**Source records**
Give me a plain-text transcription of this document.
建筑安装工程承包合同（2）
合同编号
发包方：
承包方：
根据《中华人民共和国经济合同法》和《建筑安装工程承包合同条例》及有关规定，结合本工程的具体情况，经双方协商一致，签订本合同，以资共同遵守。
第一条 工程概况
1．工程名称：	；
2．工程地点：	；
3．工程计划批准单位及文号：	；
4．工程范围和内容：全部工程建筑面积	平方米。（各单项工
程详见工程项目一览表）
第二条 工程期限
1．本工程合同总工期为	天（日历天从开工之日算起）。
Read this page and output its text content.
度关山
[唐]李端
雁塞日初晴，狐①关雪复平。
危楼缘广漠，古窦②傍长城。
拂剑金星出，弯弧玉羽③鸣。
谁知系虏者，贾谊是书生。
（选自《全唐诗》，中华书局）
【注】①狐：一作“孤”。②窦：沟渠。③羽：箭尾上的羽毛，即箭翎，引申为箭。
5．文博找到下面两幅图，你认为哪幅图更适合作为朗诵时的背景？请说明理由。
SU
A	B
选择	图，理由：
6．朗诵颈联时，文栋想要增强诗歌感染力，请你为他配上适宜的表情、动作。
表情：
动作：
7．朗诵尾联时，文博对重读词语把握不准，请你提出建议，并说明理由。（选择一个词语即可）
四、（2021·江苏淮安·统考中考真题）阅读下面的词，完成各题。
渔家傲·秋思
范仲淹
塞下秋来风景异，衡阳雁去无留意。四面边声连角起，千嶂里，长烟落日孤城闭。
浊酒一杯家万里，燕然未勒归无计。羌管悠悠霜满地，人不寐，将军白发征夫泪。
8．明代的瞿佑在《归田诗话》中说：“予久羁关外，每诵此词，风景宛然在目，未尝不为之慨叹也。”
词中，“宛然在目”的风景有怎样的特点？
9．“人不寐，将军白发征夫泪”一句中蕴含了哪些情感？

**Exercise description**
Extract the whole listing, character for character.

**Exercise solution**
Give me a plain-text transcription of this document.
建筑安装工程承包合同（2）
合同编号
发包方：
承包方：
根据《中华人民共和国经济合同法》和《建筑安装工程承包合同条例》及有关规定，结合本工程的具体情况，经双方协商一致，签订本合同，以资共同遵守。
第一条 工程概况
1．工程名称：	；
2．工程地点：	；
3．工程计划批准单位及文号：	；
4．工程范围和内容：全部工程建筑面积	平方米。（各单项工
程详见工程项目一览表）
第二条 工程期限
1．本工程合同总工期为	天（日历天从开工之日算起）。
Read this page and output its text content.
度关山
[唐]李端
雁塞日初晴，狐①关雪复平。
危楼缘广漠，古窦②傍长城。
拂剑金星出，弯弧玉羽③鸣。
谁知系虏者，贾谊是书生。
（选自《全唐诗》，中华书局）
【注】①狐：一作“孤”。②窦：沟渠。③羽：箭尾上的羽毛，即箭翎，引申为箭。
5．文博找到下面两幅图，你认为哪幅图更适合作为朗诵时的背景？请说明理由。
SU
A	B
选择	图，理由：
6．朗诵颈联时，文栋想要增强诗歌感染力，请你为他配上适宜的表情、动作。
表情：
动作：
7．朗诵尾联时，文博对重读词语把握不准，请你提出建议，并说明理由。（选择一个词语即可）
四、（2021·江苏淮安·统考中考真题）阅读下面的词，完成各题。
渔家傲·秋思
范仲淹
塞下秋来风景异，衡阳雁去无留意。四面边声连角起，千嶂里，长烟落日孤城闭。
浊酒一杯家万里，燕然未勒归无计。羌管悠悠霜满地，人不寐，将军白发征夫泪。
8．明代的瞿佑在《归田诗话》中说：“予久羁关外，每诵此词，风景宛然在目，未尝不为之慨叹也。”
词中，“宛然在目”的风景有怎样的特点？
9．“人不寐，将军白发征夫泪”一句中蕴含了哪些情感？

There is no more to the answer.